- Task to complete -
All records below must be retyped exactly.

-- Records supplied start --

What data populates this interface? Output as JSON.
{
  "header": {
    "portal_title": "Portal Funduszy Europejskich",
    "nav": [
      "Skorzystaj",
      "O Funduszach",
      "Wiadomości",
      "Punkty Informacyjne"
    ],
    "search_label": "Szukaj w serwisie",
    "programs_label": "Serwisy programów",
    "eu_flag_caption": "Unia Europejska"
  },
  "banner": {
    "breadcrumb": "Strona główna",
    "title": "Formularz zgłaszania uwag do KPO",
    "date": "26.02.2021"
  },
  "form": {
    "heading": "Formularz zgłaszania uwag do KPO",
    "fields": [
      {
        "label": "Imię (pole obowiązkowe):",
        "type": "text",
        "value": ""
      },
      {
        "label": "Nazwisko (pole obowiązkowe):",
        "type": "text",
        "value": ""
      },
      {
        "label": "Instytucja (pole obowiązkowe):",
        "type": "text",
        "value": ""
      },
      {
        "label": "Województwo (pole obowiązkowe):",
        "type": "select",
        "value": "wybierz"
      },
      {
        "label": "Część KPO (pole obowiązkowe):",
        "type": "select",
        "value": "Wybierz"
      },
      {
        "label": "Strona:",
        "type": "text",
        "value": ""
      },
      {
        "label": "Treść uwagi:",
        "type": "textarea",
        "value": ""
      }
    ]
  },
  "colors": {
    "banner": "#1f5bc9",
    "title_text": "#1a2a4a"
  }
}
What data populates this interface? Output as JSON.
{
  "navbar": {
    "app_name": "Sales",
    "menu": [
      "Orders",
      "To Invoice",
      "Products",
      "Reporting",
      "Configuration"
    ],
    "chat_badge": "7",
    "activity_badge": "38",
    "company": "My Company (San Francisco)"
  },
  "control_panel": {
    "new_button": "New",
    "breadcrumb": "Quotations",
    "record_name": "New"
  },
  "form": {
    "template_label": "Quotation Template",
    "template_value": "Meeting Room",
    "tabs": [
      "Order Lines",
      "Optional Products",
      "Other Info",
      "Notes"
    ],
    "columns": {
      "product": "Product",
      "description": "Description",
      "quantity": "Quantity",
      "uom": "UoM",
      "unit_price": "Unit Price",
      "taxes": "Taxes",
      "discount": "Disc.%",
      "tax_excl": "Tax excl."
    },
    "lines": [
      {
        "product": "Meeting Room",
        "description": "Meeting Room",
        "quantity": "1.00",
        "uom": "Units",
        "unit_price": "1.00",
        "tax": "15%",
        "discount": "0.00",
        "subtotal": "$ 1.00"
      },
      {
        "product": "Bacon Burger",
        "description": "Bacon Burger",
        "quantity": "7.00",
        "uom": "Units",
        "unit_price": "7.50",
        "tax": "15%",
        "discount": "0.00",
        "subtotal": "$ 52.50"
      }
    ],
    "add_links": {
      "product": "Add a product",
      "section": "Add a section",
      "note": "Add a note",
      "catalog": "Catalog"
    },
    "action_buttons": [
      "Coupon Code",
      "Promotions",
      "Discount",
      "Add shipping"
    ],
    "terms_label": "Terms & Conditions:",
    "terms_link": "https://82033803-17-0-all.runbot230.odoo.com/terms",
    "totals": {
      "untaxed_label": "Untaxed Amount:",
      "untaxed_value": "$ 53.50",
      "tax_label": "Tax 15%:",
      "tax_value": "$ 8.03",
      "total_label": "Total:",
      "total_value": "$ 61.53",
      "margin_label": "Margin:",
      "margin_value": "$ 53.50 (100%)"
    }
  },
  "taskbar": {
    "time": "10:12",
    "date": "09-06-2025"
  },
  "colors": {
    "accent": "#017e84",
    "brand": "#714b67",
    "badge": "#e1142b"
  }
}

-- Records supplied end --

- Task output -
What data populates this interface? Output as JSON.
{
  "header": {
    "portal_title": "Portal Funduszy Europejskich",
    "nav": [
      "Skorzystaj",
      "O Funduszach",
      "Wiadomości",
      "Punkty Informacyjne"
    ],
    "search_label": "Szukaj w serwisie",
    "programs_label": "Serwisy programów",
    "eu_flag_caption": "Unia Europejska"
  },
  "banner": {
    "breadcrumb": "Strona główna",
    "title": "Formularz zgłaszania uwag do KPO",
    "date": "26.02.2021"
  },
  "form": {
    "heading": "Formularz zgłaszania uwag do KPO",
    "fields": [
      {
        "label": "Imię (pole obowiązkowe):",
        "type": "text",
        "value": ""
      },
      {
        "label": "Nazwisko (pole obowiązkowe):",
        "type": "text",
        "value": ""
      },
      {
        "label": "Instytucja (pole obowiązkowe):",
        "type": "text",
        "value": ""
      },
      {
        "label": "Województwo (pole obowiązkowe):",
        "type": "select",
        "value": "wybierz"
      },
      {
        "label": "Część KPO (pole obowiązkowe):",
        "type": "select",
        "value": "Wybierz"
      },
      {
        "label": "Strona:",
        "type": "text",
        "value": ""
      },
      {
        "label": "Treść uwagi:",
        "type": "textarea",
        "value": ""
      }
    ]
  },
  "colors": {
    "banner": "#1f5bc9",
    "title_text": "#1a2a4a"
  }
}
What data populates this interface? Output as JSON.
{
  "navbar": {
    "app_name": "Sales",
    "menu": [
      "Orders",
      "To Invoice",
      "Products",
      "Reporting",
      "Configuration"
    ],
    "chat_badge": "7",
    "activity_badge": "38",
    "company": "My Company (San Francisco)"
  },
  "control_panel": {
    "new_button": "New",
    "breadcrumb": "Quotations",
    "record_name": "New"
  },
  "form": {
    "template_label": "Quotation Template",
    "template_value": "Meeting Room",
    "tabs": [
      "Order Lines",
      "Optional Products",
      "Other Info",
      "Notes"
    ],
    "columns": {
      "product": "Product",
      "description": "Description",
      "quantity": "Quantity",
      "uom": "UoM",
      "unit_price": "Unit Price",
      "taxes": "Taxes",
      "discount": "Disc.%",
      "tax_excl": "Tax excl."
    },
    "lines": [
      {
        "product": "Meeting Room",
        "description": "Meeting Room",
        "quantity": "1.00",
        "uom": "Units",
        "unit_price": "1.00",
        "tax": "15%",
        "discount": "0.00",
        "subtotal": "$ 1.00"
      },
      {
        "product": "Bacon Burger",
        "description": "Bacon Burger",
        "quantity": "7.00",
        "uom": "Units",
        "unit_price": "7.50",
        "tax": "15%",
        "discount": "0.00",
        "subtotal": "$ 52.50"
      }
    ],
    "add_links": {
      "product": "Add a product",
      "section": "Add a section",
      "note": "Add a note",
      "catalog": "Catalog"
    },
    "action_buttons": [
      "Coupon Code",
      "Promotions",
      "Discount",
      "Add shipping"
    ],
    "terms_label": "Terms & Conditions:",
    "terms_link": "https://82033803-17-0-all.runbot230.odoo.com/terms",
    "totals": {
      "untaxed_label": "Untaxed Amount:",
      "untaxed_value": "$ 53.50",
      "tax_label": "Tax 15%:",
      "tax_value": "$ 8.03",
      "total_label": "Total:",
      "total_value": "$ 61.53",
      "margin_label": "Margin:",
      "margin_value": "$ 53.50 (100%)"
    }
  },
  "taskbar": {
    "time": "10:12",
    "date": "09-06-2025"
  },
  "colors": {
    "accent": "#017e84",
    "brand": "#714b67",
    "badge": "#e1142b"
  }
}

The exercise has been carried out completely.